(Collection entries)

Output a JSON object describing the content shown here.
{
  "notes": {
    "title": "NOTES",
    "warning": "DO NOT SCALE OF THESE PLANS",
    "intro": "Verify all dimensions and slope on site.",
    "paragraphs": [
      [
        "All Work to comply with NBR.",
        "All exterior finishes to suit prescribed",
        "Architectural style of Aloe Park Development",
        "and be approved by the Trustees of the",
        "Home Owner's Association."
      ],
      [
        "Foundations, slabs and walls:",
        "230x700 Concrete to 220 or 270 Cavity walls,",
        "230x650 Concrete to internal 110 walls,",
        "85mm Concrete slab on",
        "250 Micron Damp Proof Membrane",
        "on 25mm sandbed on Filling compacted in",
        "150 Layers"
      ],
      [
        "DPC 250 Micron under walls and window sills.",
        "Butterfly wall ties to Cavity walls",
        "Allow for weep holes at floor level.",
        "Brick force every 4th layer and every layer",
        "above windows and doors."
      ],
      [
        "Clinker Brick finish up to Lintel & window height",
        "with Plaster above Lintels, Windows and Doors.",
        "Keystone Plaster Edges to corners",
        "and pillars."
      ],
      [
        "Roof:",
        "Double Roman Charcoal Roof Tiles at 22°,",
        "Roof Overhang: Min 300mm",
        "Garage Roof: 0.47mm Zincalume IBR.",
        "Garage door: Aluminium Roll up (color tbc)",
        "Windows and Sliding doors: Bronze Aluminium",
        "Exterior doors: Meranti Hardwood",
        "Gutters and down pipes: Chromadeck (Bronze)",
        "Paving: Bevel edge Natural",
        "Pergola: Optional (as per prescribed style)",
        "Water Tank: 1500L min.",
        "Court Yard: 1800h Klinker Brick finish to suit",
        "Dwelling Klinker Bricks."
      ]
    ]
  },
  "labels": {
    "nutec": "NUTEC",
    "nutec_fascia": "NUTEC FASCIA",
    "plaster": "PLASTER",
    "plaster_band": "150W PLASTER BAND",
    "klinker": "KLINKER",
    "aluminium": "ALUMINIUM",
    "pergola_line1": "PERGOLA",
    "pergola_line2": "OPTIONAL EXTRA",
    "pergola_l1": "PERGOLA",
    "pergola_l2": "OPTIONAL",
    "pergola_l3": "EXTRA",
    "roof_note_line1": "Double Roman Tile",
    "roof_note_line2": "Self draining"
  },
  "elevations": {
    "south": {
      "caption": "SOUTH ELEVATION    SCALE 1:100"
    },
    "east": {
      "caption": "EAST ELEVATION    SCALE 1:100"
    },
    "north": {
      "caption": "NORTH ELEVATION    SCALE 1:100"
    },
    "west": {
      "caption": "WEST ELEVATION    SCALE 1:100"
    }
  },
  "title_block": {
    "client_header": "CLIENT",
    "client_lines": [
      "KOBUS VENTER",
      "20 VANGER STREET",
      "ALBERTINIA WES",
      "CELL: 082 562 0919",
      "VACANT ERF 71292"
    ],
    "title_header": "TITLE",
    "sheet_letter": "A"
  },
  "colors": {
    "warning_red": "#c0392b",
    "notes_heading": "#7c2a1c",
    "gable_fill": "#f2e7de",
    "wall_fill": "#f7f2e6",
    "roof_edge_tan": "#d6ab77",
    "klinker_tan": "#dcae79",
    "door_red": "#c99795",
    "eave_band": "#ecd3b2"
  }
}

YOUR OBJECTIVE:
Look through the listing above. Pick out each line with "SCALE" and copy it.

ANSWER TO THIS EXERCISE:
    "warning": "DO NOT SCALE OF THESE PLANS",
      "caption": "SOUTH ELEVATION    SCALE 1:100"
      "caption": "EAST ELEVATION    SCALE 1:100"
      "caption": "NORTH ELEVATION    SCALE 1:100"
      "caption": "WEST ELEVATION    SCALE 1:100"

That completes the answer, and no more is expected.